Identify all lines of the data containing the string "pass" and copy them.

Stored data:
___

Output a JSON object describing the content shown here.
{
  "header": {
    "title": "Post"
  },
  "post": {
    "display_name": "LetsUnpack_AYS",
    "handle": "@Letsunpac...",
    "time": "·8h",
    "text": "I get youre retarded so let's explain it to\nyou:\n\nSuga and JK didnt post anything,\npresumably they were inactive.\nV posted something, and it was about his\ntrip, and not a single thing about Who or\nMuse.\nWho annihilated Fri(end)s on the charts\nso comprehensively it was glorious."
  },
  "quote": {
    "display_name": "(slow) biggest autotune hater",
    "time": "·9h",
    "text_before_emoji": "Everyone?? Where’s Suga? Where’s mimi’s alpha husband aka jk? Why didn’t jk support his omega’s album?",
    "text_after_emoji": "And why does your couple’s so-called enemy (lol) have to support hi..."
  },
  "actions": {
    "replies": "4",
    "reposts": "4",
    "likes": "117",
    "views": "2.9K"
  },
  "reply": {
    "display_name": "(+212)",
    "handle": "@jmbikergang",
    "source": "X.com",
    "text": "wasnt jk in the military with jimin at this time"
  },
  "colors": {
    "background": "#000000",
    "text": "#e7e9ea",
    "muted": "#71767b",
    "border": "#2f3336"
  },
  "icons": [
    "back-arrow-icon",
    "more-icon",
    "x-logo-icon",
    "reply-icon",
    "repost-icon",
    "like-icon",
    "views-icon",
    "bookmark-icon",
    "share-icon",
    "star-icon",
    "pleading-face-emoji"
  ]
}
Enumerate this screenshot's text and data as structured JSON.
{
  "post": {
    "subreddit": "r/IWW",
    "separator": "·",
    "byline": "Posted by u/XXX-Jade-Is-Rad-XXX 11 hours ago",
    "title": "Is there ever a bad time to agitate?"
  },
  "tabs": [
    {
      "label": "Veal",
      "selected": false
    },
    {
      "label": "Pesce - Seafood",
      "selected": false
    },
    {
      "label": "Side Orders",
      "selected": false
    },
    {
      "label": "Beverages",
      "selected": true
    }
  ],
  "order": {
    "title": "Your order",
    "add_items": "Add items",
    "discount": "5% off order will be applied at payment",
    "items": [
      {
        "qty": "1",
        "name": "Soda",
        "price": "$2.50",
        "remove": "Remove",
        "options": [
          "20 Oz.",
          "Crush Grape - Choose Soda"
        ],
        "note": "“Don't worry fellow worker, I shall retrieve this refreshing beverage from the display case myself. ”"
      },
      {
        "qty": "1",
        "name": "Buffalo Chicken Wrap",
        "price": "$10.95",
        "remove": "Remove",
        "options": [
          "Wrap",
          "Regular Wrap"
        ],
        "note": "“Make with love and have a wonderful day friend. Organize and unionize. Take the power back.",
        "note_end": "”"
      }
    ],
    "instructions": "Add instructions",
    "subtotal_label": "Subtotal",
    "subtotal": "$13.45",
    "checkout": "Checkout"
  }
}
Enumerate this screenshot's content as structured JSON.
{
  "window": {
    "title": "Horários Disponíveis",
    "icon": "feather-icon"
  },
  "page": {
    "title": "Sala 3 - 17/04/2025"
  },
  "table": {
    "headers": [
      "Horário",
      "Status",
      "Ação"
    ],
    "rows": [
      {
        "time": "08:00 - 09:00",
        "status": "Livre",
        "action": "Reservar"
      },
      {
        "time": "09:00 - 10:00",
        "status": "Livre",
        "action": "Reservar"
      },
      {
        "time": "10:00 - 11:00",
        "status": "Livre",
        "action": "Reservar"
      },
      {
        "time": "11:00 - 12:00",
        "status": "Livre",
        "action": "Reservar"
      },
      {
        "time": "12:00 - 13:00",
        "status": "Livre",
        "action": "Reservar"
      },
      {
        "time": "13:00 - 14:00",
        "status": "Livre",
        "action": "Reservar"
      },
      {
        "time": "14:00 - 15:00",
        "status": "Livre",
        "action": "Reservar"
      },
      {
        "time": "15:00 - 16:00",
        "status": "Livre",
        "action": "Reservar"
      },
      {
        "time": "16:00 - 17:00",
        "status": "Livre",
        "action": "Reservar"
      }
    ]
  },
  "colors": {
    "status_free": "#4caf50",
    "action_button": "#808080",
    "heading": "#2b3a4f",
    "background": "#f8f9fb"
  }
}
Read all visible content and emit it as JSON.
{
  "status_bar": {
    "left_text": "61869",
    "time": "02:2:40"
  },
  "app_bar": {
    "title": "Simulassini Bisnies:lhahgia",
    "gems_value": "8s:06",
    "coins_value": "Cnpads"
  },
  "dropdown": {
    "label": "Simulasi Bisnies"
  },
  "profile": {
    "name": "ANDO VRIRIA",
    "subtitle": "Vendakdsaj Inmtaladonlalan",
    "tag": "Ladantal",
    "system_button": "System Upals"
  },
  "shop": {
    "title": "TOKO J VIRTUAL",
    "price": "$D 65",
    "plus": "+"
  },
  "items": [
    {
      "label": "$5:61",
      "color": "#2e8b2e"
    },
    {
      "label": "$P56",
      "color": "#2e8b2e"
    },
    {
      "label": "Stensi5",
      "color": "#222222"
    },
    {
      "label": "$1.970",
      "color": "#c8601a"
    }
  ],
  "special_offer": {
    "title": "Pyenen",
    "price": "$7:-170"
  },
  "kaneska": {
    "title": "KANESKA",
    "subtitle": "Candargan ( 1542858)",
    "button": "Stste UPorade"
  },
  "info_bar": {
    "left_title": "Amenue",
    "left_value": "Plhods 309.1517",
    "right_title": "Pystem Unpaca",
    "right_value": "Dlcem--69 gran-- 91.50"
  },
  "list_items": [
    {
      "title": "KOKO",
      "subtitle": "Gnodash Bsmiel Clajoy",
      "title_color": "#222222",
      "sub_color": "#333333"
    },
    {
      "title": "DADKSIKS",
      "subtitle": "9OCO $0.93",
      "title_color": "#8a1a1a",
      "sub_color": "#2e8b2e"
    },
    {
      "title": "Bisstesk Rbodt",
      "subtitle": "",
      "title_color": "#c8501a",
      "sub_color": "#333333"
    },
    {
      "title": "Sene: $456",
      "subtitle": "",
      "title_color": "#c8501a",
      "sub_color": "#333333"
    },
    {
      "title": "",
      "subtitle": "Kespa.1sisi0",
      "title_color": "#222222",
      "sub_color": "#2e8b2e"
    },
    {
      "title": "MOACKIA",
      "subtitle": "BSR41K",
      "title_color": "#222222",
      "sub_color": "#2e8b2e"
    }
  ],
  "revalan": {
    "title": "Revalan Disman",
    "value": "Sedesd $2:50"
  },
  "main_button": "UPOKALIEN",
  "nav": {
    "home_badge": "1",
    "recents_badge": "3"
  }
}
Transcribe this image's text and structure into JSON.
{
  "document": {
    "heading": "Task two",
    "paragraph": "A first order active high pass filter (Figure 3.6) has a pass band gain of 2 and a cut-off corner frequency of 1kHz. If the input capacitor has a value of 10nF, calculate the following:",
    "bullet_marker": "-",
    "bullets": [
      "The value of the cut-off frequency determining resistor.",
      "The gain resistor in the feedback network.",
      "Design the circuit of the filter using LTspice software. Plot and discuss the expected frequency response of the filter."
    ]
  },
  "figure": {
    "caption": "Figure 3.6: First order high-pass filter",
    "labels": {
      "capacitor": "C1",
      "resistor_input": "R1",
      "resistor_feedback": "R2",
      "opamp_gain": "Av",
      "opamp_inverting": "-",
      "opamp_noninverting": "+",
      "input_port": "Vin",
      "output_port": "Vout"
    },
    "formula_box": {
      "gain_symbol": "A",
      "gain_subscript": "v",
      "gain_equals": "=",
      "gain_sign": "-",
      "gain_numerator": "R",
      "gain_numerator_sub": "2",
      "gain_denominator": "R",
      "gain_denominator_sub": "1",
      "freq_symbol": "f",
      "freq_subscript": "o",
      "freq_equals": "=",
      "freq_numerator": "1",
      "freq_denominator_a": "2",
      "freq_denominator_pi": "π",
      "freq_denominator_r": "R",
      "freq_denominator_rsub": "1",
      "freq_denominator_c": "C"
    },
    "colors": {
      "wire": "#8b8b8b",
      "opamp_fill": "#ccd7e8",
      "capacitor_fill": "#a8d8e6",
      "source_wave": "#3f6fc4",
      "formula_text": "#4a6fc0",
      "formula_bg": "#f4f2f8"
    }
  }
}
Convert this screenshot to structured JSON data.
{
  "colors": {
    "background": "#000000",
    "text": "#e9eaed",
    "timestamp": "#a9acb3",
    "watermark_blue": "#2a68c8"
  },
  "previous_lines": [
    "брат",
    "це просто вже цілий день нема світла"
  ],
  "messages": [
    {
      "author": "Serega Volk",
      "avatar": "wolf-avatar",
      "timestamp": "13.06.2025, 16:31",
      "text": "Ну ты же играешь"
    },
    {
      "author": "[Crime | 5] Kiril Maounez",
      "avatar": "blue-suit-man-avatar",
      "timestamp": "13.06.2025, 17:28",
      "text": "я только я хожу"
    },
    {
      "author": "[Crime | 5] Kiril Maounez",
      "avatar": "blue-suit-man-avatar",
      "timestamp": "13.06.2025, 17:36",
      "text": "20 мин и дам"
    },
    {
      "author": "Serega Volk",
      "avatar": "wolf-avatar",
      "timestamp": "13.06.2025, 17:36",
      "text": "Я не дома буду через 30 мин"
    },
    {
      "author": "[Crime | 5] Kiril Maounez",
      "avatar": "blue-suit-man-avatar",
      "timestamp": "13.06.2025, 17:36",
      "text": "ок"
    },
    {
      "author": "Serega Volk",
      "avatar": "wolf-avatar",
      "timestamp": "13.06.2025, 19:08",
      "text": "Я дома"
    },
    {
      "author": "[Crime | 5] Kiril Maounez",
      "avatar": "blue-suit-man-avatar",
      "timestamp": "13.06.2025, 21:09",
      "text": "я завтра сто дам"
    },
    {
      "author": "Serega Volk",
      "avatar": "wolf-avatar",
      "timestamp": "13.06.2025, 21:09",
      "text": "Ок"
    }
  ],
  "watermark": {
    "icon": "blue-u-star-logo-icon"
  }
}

___

**Final result**:
    "paragraph": "A first order active high pass filter (Figure 3.6) has a pass band gain of 2 and a cut-off corner frequency of 1kHz. If the input capacitor has a value of 10nF, calculate the following:",
    "caption": "Figure 3.6: First order high-pass filter",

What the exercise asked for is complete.